# [STATED TASK]
Filter the entries below, keeping every line that has the word "text".

# [DATA FOR THIS EXERCISE]
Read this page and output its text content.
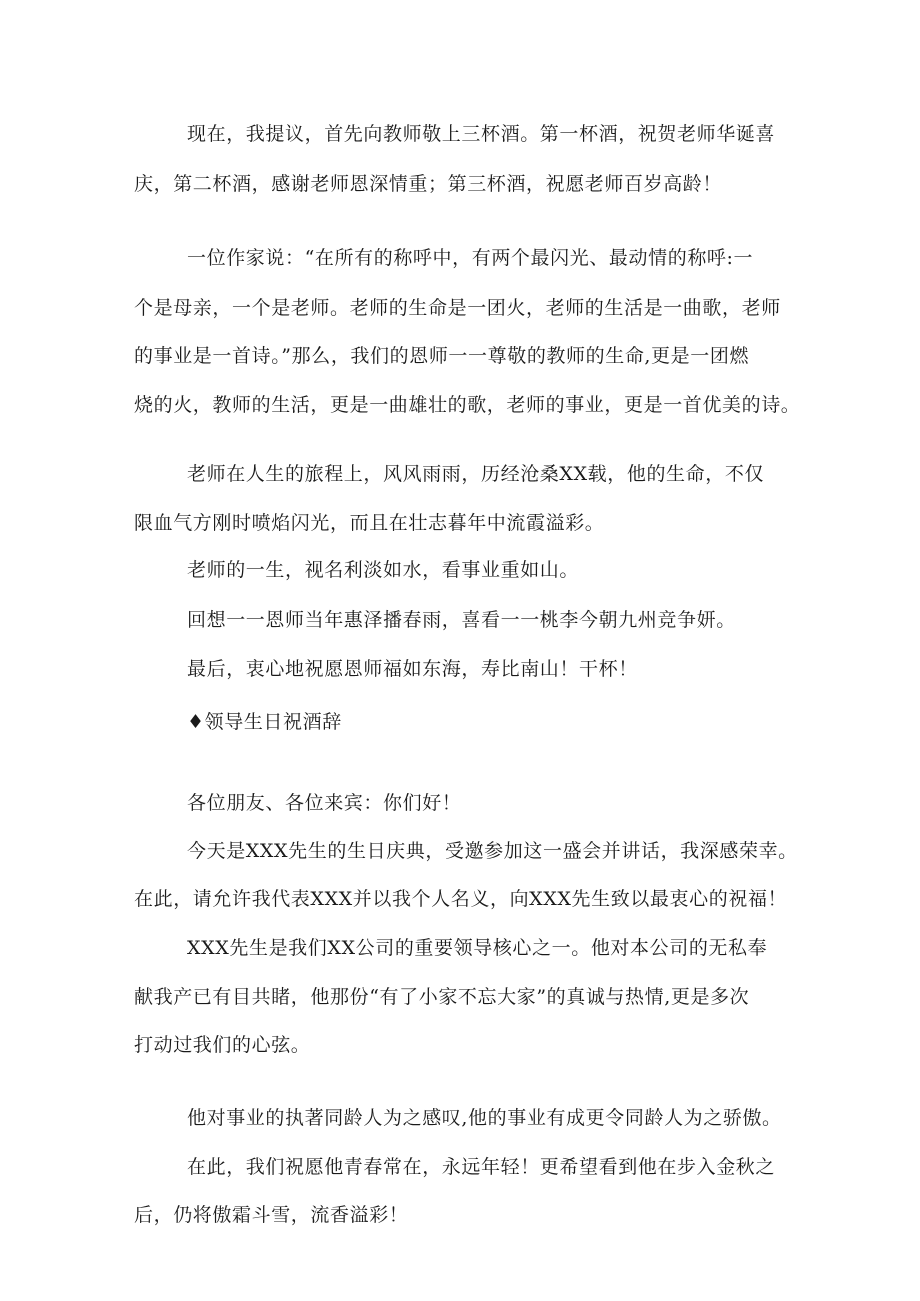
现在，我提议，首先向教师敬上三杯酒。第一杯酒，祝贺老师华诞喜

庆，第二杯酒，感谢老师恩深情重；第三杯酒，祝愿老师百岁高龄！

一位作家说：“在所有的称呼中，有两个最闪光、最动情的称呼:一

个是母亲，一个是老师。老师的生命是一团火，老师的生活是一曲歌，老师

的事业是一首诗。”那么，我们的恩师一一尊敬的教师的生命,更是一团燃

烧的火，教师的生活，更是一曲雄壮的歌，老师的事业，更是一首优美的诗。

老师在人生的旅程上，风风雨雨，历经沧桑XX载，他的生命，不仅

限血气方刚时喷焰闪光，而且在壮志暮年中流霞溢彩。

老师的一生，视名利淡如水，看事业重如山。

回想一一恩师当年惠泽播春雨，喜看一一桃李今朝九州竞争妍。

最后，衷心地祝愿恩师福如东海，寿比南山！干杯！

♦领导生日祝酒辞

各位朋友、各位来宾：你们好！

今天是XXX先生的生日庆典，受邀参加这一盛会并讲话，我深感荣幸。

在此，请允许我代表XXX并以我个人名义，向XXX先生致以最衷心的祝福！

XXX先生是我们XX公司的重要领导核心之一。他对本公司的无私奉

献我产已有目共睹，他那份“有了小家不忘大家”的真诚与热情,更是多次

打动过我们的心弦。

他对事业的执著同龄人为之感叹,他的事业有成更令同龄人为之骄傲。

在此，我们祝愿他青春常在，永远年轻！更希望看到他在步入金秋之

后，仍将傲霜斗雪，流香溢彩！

==

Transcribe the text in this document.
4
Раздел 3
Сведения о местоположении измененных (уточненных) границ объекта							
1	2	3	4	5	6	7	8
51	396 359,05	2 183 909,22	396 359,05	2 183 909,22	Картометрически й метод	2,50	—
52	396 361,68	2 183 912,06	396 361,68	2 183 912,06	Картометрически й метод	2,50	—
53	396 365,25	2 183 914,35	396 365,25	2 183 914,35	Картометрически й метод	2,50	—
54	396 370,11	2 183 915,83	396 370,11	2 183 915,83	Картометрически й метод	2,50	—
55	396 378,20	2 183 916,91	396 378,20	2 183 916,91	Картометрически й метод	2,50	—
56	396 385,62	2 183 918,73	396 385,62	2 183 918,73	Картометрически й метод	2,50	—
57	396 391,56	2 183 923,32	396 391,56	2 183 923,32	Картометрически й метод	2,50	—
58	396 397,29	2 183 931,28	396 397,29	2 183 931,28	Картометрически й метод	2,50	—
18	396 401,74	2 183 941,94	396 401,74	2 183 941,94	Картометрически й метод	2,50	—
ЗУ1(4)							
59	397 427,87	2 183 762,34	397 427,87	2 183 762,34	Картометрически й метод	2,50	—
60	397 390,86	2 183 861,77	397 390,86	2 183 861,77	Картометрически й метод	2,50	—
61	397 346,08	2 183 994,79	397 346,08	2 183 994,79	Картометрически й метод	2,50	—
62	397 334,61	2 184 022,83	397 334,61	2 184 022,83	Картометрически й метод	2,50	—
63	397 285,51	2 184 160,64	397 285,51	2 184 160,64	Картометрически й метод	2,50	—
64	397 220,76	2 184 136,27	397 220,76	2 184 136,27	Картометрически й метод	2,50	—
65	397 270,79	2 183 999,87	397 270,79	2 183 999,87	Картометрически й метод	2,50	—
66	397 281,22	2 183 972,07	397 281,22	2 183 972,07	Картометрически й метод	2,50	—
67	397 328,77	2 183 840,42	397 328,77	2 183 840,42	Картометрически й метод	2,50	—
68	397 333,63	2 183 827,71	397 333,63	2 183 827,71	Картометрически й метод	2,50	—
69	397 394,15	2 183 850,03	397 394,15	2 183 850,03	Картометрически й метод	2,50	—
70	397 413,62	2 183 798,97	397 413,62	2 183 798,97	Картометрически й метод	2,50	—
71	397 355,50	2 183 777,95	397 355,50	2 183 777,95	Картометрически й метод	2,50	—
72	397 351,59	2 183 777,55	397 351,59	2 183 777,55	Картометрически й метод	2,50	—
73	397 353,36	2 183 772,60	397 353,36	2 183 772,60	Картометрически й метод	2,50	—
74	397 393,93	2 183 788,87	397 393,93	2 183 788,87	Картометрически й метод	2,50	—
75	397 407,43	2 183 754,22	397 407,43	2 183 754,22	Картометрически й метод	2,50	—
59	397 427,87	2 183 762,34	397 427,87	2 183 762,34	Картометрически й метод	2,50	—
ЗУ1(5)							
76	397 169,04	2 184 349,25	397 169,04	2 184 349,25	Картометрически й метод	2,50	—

# [EXERCISE SOLUTION]
Read this page and output its text content.
Transcribe the text in this document.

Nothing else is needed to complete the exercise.